TASK STATEMENT: Please present every line of the records below as a numbered list, leaving out any blank lines.

Page element annotations:
--- start ---

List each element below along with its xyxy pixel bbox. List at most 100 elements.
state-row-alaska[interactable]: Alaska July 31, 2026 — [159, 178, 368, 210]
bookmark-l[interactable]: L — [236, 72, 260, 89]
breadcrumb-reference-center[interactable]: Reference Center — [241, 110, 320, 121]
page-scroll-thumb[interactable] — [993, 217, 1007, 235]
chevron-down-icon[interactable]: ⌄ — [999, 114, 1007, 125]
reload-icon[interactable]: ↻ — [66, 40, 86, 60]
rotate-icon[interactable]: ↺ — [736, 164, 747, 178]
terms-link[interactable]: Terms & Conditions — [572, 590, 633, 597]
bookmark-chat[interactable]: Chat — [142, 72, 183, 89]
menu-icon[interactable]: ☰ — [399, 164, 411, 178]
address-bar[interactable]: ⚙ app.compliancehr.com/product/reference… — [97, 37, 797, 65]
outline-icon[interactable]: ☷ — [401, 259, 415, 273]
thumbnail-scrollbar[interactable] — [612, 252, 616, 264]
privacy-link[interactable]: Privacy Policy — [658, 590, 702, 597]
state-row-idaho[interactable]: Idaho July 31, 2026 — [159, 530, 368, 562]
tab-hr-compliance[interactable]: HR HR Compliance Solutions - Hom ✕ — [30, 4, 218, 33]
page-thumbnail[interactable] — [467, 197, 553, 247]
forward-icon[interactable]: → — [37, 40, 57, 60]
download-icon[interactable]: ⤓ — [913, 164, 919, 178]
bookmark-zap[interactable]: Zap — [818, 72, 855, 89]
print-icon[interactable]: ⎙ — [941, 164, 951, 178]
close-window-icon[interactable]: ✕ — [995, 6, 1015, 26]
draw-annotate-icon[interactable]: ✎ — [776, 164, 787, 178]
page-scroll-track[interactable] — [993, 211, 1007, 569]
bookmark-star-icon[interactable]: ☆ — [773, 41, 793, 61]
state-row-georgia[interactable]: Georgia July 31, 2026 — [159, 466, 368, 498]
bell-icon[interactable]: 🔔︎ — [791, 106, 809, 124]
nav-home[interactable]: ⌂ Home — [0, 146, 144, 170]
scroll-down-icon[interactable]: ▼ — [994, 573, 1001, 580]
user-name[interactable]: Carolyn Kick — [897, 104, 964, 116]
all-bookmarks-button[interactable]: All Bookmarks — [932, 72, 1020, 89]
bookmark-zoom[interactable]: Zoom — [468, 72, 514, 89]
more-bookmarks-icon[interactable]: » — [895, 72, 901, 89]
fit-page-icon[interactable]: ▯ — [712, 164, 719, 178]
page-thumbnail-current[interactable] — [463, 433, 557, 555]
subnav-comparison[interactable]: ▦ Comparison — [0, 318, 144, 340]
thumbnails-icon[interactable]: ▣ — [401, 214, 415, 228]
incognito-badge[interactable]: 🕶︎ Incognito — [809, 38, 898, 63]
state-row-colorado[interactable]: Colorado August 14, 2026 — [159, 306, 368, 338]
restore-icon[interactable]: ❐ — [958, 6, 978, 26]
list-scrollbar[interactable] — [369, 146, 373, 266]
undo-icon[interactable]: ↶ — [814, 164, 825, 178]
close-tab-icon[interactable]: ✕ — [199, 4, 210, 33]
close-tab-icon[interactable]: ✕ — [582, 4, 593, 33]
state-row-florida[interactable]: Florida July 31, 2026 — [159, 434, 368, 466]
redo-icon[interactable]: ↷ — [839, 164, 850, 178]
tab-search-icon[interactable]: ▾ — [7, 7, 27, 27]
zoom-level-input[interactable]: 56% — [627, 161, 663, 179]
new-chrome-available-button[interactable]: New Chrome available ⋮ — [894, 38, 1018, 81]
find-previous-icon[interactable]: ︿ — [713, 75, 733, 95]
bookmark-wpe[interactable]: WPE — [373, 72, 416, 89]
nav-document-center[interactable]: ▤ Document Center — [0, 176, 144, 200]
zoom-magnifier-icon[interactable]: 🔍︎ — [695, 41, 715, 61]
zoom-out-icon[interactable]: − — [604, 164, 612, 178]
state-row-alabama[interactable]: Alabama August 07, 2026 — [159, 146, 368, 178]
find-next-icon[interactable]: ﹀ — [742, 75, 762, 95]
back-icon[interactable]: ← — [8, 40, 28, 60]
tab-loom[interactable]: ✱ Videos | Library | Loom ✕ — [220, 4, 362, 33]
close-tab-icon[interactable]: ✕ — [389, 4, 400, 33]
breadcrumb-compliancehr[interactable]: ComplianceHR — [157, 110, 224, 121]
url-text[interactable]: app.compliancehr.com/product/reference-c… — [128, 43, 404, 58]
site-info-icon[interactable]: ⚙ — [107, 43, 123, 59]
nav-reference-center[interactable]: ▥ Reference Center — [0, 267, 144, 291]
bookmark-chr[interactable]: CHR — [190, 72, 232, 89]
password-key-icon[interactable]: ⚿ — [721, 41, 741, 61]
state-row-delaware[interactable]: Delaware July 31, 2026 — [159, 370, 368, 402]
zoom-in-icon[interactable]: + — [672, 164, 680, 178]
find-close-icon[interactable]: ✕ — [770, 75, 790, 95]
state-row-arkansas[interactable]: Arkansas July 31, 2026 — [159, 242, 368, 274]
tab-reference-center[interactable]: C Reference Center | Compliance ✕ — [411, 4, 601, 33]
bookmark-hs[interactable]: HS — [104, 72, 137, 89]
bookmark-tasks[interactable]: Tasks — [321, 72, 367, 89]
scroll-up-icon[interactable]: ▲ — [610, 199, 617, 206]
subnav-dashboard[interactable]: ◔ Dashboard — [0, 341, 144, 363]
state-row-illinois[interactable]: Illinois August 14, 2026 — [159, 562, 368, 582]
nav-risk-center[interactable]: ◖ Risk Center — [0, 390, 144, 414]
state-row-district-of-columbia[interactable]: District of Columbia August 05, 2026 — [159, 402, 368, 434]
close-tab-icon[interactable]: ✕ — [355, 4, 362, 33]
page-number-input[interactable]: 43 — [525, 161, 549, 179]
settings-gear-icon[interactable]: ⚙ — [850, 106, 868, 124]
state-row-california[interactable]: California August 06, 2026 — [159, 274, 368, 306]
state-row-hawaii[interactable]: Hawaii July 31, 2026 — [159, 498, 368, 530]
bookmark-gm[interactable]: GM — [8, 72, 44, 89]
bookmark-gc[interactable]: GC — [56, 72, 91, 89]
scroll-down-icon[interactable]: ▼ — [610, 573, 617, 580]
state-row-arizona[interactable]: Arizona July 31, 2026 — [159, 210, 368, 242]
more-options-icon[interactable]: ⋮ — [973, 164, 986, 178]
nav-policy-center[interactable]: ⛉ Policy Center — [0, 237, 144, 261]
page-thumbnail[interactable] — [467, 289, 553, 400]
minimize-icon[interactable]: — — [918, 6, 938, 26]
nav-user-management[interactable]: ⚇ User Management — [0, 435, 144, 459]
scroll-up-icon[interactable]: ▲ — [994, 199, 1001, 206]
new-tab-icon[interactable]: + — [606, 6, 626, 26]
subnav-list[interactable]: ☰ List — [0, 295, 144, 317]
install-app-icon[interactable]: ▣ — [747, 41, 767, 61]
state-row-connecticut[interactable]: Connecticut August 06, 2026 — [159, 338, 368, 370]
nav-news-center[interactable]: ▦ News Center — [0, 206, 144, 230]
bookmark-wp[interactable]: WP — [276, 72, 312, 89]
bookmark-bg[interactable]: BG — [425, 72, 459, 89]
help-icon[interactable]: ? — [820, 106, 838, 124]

--- end ---

FINISHED EXERCISE:
1. List each element below along with its xyxy pixel bbox. List at most 100 elements.
2. state-row-alaska[interactable]: Alaska July 31, 2026 — [159, 178, 368, 210]
3. bookmark-l[interactable]: L — [236, 72, 260, 89]
4. breadcrumb-reference-center[interactable]: Reference Center — [241, 110, 320, 121]
5. page-scroll-thumb[interactable] — [993, 217, 1007, 235]
6. chevron-down-icon[interactable]: ⌄ — [999, 114, 1007, 125]
7. reload-icon[interactable]: ↻ — [66, 40, 86, 60]
8. rotate-icon[interactable]: ↺ — [736, 164, 747, 178]
9. terms-link[interactable]: Terms & Conditions — [572, 590, 633, 597]
10. bookmark-chat[interactable]: Chat — [142, 72, 183, 89]
11. menu-icon[interactable]: ☰ — [399, 164, 411, 178]
12. address-bar[interactable]: ⚙ app.compliancehr.com/product/reference… — [97, 37, 797, 65]
13. outline-icon[interactable]: ☷ — [401, 259, 415, 273]
14. thumbnail-scrollbar[interactable] — [612, 252, 616, 264]
15. privacy-link[interactable]: Privacy Policy — [658, 590, 702, 597]
16. state-row-idaho[interactable]: Idaho July 31, 2026 — [159, 530, 368, 562]
17. tab-hr-compliance[interactable]: HR HR Compliance Solutions - Hom ✕ — [30, 4, 218, 33]
18. page-thumbnail[interactable] — [467, 197, 553, 247]
19. forward-icon[interactable]: → — [37, 40, 57, 60]
20. download-icon[interactable]: ⤓ — [913, 164, 919, 178]
21. bookmark-zap[interactable]: Zap — [818, 72, 855, 89]
22. print-icon[interactable]: ⎙ — [941, 164, 951, 178]
23. close-window-icon[interactable]: ✕ — [995, 6, 1015, 26]
24. draw-annotate-icon[interactable]: ✎ — [776, 164, 787, 178]
25. page-scroll-track[interactable] — [993, 211, 1007, 569]
26. bookmark-star-icon[interactable]: ☆ — [773, 41, 793, 61]
27. state-row-georgia[interactable]: Georgia July 31, 2026 — [159, 466, 368, 498]
28. bell-icon[interactable]: 🔔︎ — [791, 106, 809, 124]
29. nav-home[interactable]: ⌂ Home — [0, 146, 144, 170]
30. scroll-down-icon[interactable]: ▼ — [994, 573, 1001, 580]
31. user-name[interactable]: Carolyn Kick — [897, 104, 964, 116]
32. all-bookmarks-button[interactable]: All Bookmarks — [932, 72, 1020, 89]
33. bookmark-zoom[interactable]: Zoom — [468, 72, 514, 89]
34. more-bookmarks-icon[interactable]: » — [895, 72, 901, 89]
35. fit-page-icon[interactable]: ▯ — [712, 164, 719, 178]
36. page-thumbnail-current[interactable] — [463, 433, 557, 555]
37. subnav-comparison[interactable]: ▦ Comparison — [0, 318, 144, 340]
38. thumbnails-icon[interactable]: ▣ — [401, 214, 415, 228]
39. incognito-badge[interactable]: 🕶︎ Incognito — [809, 38, 898, 63]
40. state-row-colorado[interactable]: Colorado August 14, 2026 — [159, 306, 368, 338]
41. restore-icon[interactable]: ❐ — [958, 6, 978, 26]
42. list-scrollbar[interactable] — [369, 146, 373, 266]
43. undo-icon[interactable]: ↶ — [814, 164, 825, 178]
44. close-tab-icon[interactable]: ✕ — [199, 4, 210, 33]
45. close-tab-icon[interactable]: ✕ — [582, 4, 593, 33]
46. state-row-florida[interactable]: Florida July 31, 2026 — [159, 434, 368, 466]
47. redo-icon[interactable]: ↷ — [839, 164, 850, 178]
48. tab-search-icon[interactable]: ▾ — [7, 7, 27, 27]
49. zoom-level-input[interactable]: 56% — [627, 161, 663, 179]
50. new-chrome-available-button[interactable]: New Chrome available ⋮ — [894, 38, 1018, 81]
51. find-previous-icon[interactable]: ︿ — [713, 75, 733, 95]
52. bookmark-wpe[interactable]: WPE — [373, 72, 416, 89]
53. nav-document-center[interactable]: ▤ Document Center — [0, 176, 144, 200]
54. zoom-magnifier-icon[interactable]: 🔍︎ — [695, 41, 715, 61]
55. zoom-out-icon[interactable]: − — [604, 164, 612, 178]
56. state-row-alabama[interactable]: Alabama August 07, 2026 — [159, 146, 368, 178]
57. find-next-icon[interactable]: ﹀ — [742, 75, 762, 95]
58. back-icon[interactable]: ← — [8, 40, 28, 60]
59. tab-loom[interactable]: ✱ Videos | Library | Loom ✕ — [220, 4, 362, 33]
60. close-tab-icon[interactable]: ✕ — [389, 4, 400, 33]
61. breadcrumb-compliancehr[interactable]: ComplianceHR — [157, 110, 224, 121]
62. url-text[interactable]: app.compliancehr.com/product/reference-c… — [128, 43, 404, 58]
63. site-info-icon[interactable]: ⚙ — [107, 43, 123, 59]
64. nav-reference-center[interactable]: ▥ Reference Center — [0, 267, 144, 291]
65. bookmark-chr[interactable]: CHR — [190, 72, 232, 89]
66. password-key-icon[interactable]: ⚿ — [721, 41, 741, 61]
67. state-row-delaware[interactable]: Delaware July 31, 2026 — [159, 370, 368, 402]
68. zoom-in-icon[interactable]: + — [672, 164, 680, 178]
69. find-close-icon[interactable]: ✕ — [770, 75, 790, 95]
70. state-row-arkansas[interactable]: Arkansas July 31, 2026 — [159, 242, 368, 274]
71. tab-reference-center[interactable]: C Reference Center | Compliance ✕ — [411, 4, 601, 33]
72. bookmark-hs[interactable]: HS — [104, 72, 137, 89]
73. bookmark-tasks[interactable]: Tasks — [321, 72, 367, 89]
74. scroll-up-icon[interactable]: ▲ — [610, 199, 617, 206]
75. subnav-dashboard[interactable]: ◔ Dashboard — [0, 341, 144, 363]
76. state-row-illinois[interactable]: Illinois August 14, 2026 — [159, 562, 368, 582]
77. nav-risk-center[interactable]: ◖ Risk Center — [0, 390, 144, 414]
78. state-row-district-of-columbia[interactable]: District of Columbia August 05, 2026 — [159, 402, 368, 434]
79. close-tab-icon[interactable]: ✕ — [355, 4, 362, 33]
80. page-number-input[interactable]: 43 — [525, 161, 549, 179]
81. settings-gear-icon[interactable]: ⚙ — [850, 106, 868, 124]
82. state-row-california[interactable]: California August 06, 2026 — [159, 274, 368, 306]
83. state-row-hawaii[interactable]: Hawaii July 31, 2026 — [159, 498, 368, 530]
84. bookmark-gm[interactable]: GM — [8, 72, 44, 89]
85. bookmark-gc[interactable]: GC — [56, 72, 91, 89]
86. scroll-down-icon[interactable]: ▼ — [610, 573, 617, 580]
87. state-row-arizona[interactable]: Arizona July 31, 2026 — [159, 210, 368, 242]
88. more-options-icon[interactable]: ⋮ — [973, 164, 986, 178]
89. nav-policy-center[interactable]: ⛉ Policy Center — [0, 237, 144, 261]
90. page-thumbnail[interactable] — [467, 289, 553, 400]
91. minimize-icon[interactable]: — — [918, 6, 938, 26]
92. nav-user-management[interactable]: ⚇ User Management — [0, 435, 144, 459]
93. scroll-up-icon[interactable]: ▲ — [994, 199, 1001, 206]
94. new-tab-icon[interactable]: + — [606, 6, 626, 26]
95. subnav-list[interactable]: ☰ List — [0, 295, 144, 317]
96. install-app-icon[interactable]: ▣ — [747, 41, 767, 61]
97. state-row-connecticut[interactable]: Connecticut August 06, 2026 — [159, 338, 368, 370]
98. nav-news-center[interactable]: ▦ News Center — [0, 206, 144, 230]
99. bookmark-wp[interactable]: WP — [276, 72, 312, 89]
100. bookmark-bg[interactable]: BG — [425, 72, 459, 89]
101. help-icon[interactable]: ? — [820, 106, 838, 124]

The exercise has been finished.